STUDY QUESTIONS —
[a] Can you condense the paragraph of the W3C news text that begins "The Web Performance Working Group invites" into a single sentence that keeps its main facts?
[b] Does the W3C news text support each of these statements? Answer yes or no for each, and quote the deciding words. (i) Comments on the Web Workers draft are welcome through 03 April. (ii) The Widget URI scheme document was published as a Last Call Working Draft. (iii) HTML5 Web Messaging defines three mechanisms for communicating between browsing contexts.

PROVIDED TEXT —
Three Web Applications Working Group specifications published

13 March 2012 | Archive

The Web Applications Working Group has published three documents today.

  • A Last Call Working Draft of HTML5 Web Messaging which defines two mechanisms for communicating between browsing contexts in HTML documents. Comments are welcome through 03 April.
  • A Last Call Working Draft of Web Workers that defines an API that allows Web application authors to spawn background workers running scripts in parallel to their main page. This allows for thread-like operation with message-passing as the coordination mechanism. Comments are welcome through 03 April.
  • A Group Note of Widget URI scheme that defines the widget URI scheme and rules for dereferencing a widget URI, which can be used to address resources inside a package. The dereferencing model relies on HTTP semantics to return resources in a manner akin to a HTTP GET request. Doing so allows this URI scheme to be used with other technologies that rely on HTTP responses to function as intended, such as XMLHTTPRequest.

Learn more about the Rich Web Client Activity.

W3C Invites Implementations of Navigation Timing

13 March 2012 | Archive

The Web Performance Working Group invites implementation of the Candidate Recommendation of Navigation Timing. This specification defines an interface for web applications to access timing information related to navigation and elements. Learn more about the Rich Web Client Activity.

INFORMATION SHOWN —

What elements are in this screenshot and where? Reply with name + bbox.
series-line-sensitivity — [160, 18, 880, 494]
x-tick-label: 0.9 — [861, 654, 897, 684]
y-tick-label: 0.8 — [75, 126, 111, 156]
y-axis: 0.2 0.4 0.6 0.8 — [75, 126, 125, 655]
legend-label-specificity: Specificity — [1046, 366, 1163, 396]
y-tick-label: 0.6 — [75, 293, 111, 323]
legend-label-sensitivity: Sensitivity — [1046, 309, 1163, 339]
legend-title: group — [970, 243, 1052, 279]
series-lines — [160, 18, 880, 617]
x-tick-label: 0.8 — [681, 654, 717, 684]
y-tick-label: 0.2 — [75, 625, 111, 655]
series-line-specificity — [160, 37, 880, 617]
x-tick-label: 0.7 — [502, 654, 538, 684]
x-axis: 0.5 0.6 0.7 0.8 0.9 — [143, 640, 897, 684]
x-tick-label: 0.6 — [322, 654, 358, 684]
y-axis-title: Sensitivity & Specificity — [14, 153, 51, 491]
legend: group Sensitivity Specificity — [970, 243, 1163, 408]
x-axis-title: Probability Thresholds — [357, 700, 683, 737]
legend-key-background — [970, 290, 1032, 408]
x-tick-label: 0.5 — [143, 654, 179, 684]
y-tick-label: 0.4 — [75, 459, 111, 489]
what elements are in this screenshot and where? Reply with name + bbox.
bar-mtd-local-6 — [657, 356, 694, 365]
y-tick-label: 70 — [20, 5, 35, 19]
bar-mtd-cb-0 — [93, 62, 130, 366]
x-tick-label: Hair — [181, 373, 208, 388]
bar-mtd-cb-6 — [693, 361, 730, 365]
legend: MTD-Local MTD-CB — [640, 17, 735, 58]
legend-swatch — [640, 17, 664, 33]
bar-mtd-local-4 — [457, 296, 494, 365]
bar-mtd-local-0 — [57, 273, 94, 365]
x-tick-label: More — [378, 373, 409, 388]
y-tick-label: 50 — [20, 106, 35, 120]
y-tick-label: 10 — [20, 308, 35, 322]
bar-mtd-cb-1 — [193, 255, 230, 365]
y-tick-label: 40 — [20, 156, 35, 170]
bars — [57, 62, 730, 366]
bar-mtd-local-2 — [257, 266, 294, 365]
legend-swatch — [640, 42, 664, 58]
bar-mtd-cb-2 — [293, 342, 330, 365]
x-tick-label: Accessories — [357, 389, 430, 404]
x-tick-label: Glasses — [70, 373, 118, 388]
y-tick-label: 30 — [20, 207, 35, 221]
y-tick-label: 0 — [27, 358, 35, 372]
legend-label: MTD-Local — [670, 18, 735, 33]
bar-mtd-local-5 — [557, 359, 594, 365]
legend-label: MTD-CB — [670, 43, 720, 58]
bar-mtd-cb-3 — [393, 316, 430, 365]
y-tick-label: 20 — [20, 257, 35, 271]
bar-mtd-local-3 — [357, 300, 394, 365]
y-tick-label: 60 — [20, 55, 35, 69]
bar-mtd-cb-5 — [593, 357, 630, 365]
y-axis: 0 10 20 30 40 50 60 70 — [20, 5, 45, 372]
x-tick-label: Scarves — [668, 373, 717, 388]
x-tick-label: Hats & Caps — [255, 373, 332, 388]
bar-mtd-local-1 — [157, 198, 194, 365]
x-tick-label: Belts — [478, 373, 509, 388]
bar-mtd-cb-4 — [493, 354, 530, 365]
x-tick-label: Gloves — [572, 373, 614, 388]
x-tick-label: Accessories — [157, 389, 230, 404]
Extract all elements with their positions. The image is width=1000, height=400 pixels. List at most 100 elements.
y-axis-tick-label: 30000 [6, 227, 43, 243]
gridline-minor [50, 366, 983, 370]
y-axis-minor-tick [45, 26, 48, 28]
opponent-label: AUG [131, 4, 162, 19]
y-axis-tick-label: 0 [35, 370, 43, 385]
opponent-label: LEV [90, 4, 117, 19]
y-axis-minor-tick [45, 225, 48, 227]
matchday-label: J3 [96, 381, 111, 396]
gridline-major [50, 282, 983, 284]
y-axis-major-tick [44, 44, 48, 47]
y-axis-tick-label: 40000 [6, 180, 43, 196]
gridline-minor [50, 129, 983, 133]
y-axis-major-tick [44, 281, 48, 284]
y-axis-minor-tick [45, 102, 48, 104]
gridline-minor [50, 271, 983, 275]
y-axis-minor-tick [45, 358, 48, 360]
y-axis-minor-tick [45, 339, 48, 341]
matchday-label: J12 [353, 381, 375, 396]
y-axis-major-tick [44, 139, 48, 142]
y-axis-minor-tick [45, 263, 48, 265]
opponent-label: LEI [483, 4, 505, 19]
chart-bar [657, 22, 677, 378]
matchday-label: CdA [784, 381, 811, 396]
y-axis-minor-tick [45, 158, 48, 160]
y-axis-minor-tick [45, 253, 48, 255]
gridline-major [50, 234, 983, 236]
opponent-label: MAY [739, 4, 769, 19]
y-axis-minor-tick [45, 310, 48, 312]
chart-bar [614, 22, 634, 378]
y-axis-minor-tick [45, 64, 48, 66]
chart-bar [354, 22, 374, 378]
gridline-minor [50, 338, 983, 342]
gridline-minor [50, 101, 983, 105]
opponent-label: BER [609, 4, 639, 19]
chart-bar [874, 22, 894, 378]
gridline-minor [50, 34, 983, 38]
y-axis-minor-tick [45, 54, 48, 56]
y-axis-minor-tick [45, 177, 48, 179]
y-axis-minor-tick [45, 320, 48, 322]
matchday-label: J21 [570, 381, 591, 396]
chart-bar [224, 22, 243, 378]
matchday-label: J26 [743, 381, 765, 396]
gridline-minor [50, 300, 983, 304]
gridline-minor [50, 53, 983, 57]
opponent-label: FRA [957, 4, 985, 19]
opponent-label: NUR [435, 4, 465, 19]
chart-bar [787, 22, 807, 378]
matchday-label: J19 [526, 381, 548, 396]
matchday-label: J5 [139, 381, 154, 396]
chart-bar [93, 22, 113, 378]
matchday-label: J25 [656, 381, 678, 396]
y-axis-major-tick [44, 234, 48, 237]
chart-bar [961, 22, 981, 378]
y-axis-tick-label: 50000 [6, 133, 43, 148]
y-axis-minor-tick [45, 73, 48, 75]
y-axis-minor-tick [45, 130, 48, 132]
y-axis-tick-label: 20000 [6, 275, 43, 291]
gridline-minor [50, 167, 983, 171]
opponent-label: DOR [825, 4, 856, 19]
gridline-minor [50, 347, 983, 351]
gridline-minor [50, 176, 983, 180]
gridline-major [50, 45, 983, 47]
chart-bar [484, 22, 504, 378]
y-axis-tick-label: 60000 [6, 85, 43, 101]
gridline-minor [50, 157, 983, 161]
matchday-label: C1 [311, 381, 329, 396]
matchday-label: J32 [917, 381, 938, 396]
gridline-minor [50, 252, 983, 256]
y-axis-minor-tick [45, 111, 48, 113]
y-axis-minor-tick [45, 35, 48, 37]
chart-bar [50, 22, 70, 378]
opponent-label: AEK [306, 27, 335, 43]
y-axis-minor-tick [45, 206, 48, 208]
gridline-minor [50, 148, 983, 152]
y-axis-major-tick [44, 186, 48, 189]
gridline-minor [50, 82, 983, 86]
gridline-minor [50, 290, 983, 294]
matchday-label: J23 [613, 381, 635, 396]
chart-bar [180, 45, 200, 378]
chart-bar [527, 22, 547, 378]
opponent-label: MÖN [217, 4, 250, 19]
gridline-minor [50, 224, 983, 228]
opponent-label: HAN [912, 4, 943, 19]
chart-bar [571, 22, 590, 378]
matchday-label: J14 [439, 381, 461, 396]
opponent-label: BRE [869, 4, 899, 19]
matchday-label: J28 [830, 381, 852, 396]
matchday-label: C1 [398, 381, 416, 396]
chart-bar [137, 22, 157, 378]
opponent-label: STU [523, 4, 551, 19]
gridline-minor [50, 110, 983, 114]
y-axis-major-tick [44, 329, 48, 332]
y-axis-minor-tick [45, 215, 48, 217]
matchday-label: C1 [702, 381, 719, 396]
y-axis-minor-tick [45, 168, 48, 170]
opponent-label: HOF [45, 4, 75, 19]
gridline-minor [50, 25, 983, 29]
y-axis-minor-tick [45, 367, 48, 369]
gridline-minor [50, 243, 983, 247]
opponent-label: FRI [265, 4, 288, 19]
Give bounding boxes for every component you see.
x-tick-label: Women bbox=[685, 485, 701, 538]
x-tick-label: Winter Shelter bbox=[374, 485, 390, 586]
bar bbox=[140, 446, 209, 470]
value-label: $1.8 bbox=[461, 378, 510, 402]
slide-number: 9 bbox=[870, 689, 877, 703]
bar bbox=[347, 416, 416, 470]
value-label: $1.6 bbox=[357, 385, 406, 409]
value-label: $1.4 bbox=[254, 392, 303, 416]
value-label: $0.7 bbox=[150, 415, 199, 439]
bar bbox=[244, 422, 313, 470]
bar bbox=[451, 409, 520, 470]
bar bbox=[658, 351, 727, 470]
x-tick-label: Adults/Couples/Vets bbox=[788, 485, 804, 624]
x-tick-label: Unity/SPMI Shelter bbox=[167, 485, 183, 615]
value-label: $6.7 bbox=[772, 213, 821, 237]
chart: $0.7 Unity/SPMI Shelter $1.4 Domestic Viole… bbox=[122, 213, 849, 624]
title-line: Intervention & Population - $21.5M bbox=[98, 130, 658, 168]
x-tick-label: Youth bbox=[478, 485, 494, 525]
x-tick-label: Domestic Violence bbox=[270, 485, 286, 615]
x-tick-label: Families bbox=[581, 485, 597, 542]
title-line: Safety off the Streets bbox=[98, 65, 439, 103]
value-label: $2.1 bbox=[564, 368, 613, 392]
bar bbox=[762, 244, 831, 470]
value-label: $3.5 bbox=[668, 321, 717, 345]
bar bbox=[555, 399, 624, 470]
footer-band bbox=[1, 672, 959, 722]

OUTPUTS IN ORDER —
[a] The Web Performance Working Group invites implementation of the Candidate Recommendation of Navigation Timing, a specification defining an interface that lets web applications access timing information related to navigation and elements.

[b]
(i) Yes: "Comments are welcome through 03 April."
(ii) No: "A Group Note of Widget URI scheme"
(iii) No: "defines two mechanisms for communicating between browsing contexts in HTML documents"